* GIVEN PROBLEM *
Search the material for the string "Group" and copy each line where it occurs.

* DATA SHOWN *

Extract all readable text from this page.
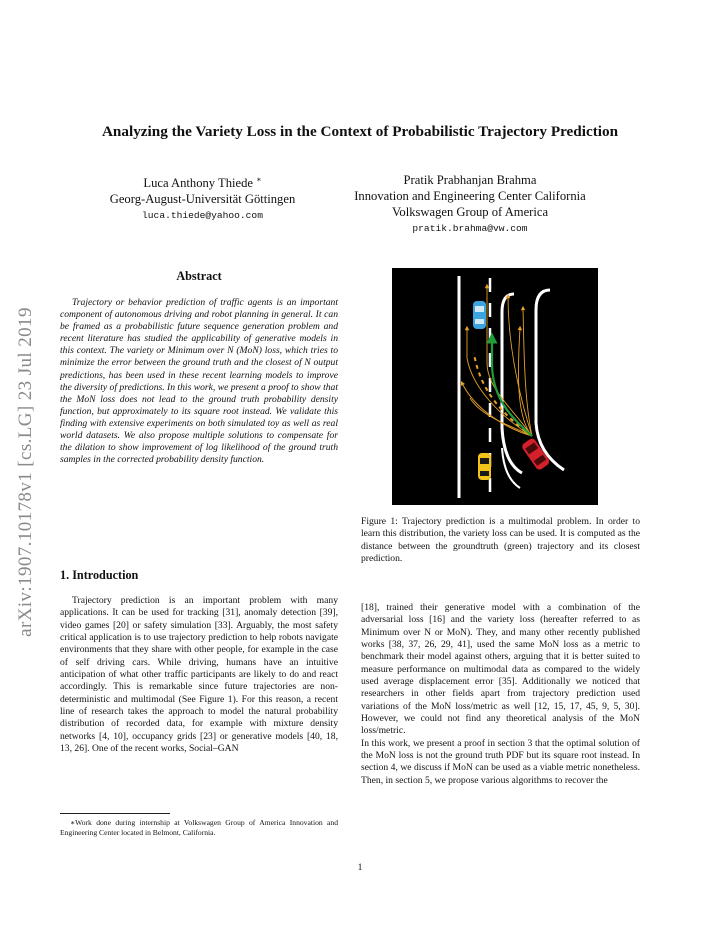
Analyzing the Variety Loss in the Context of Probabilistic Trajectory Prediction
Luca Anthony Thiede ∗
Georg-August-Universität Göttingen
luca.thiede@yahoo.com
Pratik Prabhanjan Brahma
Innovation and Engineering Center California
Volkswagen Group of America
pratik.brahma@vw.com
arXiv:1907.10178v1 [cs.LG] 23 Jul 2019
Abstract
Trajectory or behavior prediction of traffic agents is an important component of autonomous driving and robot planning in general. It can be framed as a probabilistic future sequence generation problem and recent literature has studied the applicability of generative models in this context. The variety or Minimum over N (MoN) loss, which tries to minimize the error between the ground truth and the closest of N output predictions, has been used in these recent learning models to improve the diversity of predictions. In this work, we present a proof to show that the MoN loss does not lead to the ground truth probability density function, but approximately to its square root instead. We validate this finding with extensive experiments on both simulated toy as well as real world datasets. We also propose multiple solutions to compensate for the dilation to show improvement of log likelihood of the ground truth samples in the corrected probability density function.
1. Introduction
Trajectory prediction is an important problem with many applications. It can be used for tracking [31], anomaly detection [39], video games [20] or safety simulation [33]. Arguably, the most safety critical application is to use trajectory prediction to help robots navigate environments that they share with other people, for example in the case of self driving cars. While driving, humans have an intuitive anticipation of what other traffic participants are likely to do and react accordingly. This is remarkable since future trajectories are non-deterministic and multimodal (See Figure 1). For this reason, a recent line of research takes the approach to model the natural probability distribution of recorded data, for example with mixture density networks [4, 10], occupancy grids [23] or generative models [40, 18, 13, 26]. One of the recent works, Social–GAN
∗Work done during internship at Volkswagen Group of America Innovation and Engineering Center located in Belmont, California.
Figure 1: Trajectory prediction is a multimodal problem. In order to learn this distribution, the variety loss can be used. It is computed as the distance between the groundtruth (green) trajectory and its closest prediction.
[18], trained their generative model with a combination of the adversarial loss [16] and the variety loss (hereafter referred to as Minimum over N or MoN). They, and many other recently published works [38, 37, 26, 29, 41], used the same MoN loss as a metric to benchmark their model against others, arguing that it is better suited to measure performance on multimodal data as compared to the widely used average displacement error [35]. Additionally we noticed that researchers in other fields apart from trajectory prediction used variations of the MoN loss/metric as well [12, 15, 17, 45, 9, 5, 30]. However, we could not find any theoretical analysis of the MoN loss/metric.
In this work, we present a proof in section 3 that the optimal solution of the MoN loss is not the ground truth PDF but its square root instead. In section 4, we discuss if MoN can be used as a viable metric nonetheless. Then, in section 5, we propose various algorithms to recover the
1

* OUTPUT BELOW *
Volkswagen Group of America
∗Work done during internship at Volkswagen Group of America Innovation and Engineering Center located in Belmont, California.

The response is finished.